WHAT TO PRODUCE: Write out the records again, exactly. Nothing may be dropped.
BEGIN
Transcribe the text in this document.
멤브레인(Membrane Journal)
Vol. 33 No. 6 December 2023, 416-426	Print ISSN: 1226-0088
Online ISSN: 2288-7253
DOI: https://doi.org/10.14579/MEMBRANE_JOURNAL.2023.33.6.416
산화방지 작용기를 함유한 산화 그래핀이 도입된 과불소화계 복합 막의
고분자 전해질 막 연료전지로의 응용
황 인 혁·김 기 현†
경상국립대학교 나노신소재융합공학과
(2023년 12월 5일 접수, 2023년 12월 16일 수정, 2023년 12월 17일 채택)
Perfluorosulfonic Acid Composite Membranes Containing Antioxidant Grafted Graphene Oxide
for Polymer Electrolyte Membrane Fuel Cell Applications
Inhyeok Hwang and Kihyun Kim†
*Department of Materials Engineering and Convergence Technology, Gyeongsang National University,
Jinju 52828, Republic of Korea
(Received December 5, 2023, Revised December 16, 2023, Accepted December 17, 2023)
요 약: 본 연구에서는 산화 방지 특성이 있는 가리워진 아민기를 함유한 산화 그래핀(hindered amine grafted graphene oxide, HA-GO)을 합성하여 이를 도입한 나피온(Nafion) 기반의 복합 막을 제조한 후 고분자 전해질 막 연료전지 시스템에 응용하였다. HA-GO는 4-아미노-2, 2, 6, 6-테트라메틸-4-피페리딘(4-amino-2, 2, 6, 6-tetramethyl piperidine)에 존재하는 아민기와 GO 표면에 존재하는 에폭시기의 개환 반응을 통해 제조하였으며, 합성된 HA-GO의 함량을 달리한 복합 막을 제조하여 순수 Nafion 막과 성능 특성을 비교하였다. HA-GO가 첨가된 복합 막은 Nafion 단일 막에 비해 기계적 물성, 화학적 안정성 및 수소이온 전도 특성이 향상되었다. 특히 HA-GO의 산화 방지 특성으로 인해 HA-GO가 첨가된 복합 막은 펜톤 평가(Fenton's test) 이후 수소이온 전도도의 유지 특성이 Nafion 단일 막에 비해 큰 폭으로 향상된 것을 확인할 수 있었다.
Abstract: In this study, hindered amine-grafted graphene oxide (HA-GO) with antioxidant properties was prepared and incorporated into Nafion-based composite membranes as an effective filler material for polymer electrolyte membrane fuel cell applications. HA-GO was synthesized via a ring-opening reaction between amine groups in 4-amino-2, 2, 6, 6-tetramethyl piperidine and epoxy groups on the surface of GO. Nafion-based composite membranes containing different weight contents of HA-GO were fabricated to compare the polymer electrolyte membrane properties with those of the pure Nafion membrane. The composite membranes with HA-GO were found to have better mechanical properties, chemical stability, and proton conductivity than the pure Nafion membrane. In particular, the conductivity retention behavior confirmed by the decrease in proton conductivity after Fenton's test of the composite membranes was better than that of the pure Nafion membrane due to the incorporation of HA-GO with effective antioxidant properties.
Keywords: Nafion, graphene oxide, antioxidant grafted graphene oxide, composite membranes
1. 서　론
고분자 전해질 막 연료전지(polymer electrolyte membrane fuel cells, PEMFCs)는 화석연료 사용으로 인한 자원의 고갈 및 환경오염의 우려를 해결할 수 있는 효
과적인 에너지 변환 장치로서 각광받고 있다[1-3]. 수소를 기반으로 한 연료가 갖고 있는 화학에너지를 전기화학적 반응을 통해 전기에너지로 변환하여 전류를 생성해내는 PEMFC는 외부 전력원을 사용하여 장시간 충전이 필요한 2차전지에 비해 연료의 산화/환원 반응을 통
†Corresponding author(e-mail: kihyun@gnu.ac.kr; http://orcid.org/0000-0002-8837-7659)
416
END
FINAL ANSWER:
Transcribe the text in this document.
멤브레인(Membrane Journal)
Vol. 33 No. 6 December 2023, 416-426	Print ISSN: 1226-0088
Online ISSN: 2288-7253
DOI: https://doi.org/10.14579/MEMBRANE_JOURNAL.2023.33.6.416
산화방지 작용기를 함유한 산화 그래핀이 도입된 과불소화계 복합 막의
고분자 전해질 막 연료전지로의 응용
황 인 혁·김 기 현†
경상국립대학교 나노신소재융합공학과
(2023년 12월 5일 접수, 2023년 12월 16일 수정, 2023년 12월 17일 채택)
Perfluorosulfonic Acid Composite Membranes Containing Antioxidant Grafted Graphene Oxide
for Polymer Electrolyte Membrane Fuel Cell Applications
Inhyeok Hwang and Kihyun Kim†
*Department of Materials Engineering and Convergence Technology, Gyeongsang National University,
Jinju 52828, Republic of Korea
(Received December 5, 2023, Revised December 16, 2023, Accepted December 17, 2023)
요 약: 본 연구에서는 산화 방지 특성이 있는 가리워진 아민기를 함유한 산화 그래핀(hindered amine grafted graphene oxide, HA-GO)을 합성하여 이를 도입한 나피온(Nafion) 기반의 복합 막을 제조한 후 고분자 전해질 막 연료전지 시스템에 응용하였다. HA-GO는 4-아미노-2, 2, 6, 6-테트라메틸-4-피페리딘(4-amino-2, 2, 6, 6-tetramethyl piperidine)에 존재하는 아민기와 GO 표면에 존재하는 에폭시기의 개환 반응을 통해 제조하였으며, 합성된 HA-GO의 함량을 달리한 복합 막을 제조하여 순수 Nafion 막과 성능 특성을 비교하였다. HA-GO가 첨가된 복합 막은 Nafion 단일 막에 비해 기계적 물성, 화학적 안정성 및 수소이온 전도 특성이 향상되었다. 특히 HA-GO의 산화 방지 특성으로 인해 HA-GO가 첨가된 복합 막은 펜톤 평가(Fenton's test) 이후 수소이온 전도도의 유지 특성이 Nafion 단일 막에 비해 큰 폭으로 향상된 것을 확인할 수 있었다.
Abstract: In this study, hindered amine-grafted graphene oxide (HA-GO) with antioxidant properties was prepared and incorporated into Nafion-based composite membranes as an effective filler material for polymer electrolyte membrane fuel cell applications. HA-GO was synthesized via a ring-opening reaction between amine groups in 4-amino-2, 2, 6, 6-tetramethyl piperidine and epoxy groups on the surface of GO. Nafion-based composite membranes containing different weight contents of HA-GO were fabricated to compare the polymer electrolyte membrane properties with those of the pure Nafion membrane. The composite membranes with HA-GO were found to have better mechanical properties, chemical stability, and proton conductivity than the pure Nafion membrane. In particular, the conductivity retention behavior confirmed by the decrease in proton conductivity after Fenton's test of the composite membranes was better than that of the pure Nafion membrane due to the incorporation of HA-GO with effective antioxidant properties.
Keywords: Nafion, graphene oxide, antioxidant grafted graphene oxide, composite membranes
1. 서　론
고분자 전해질 막 연료전지(polymer electrolyte membrane fuel cells, PEMFCs)는 화석연료 사용으로 인한 자원의 고갈 및 환경오염의 우려를 해결할 수 있는 효
과적인 에너지 변환 장치로서 각광받고 있다[1-3]. 수소를 기반으로 한 연료가 갖고 있는 화학에너지를 전기화학적 반응을 통해 전기에너지로 변환하여 전류를 생성해내는 PEMFC는 외부 전력원을 사용하여 장시간 충전이 필요한 2차전지에 비해 연료의 산화/환원 반응을 통
†Corresponding author(e-mail: kihyun@gnu.ac.kr; http://orcid.org/0000-0002-8837-7659)
416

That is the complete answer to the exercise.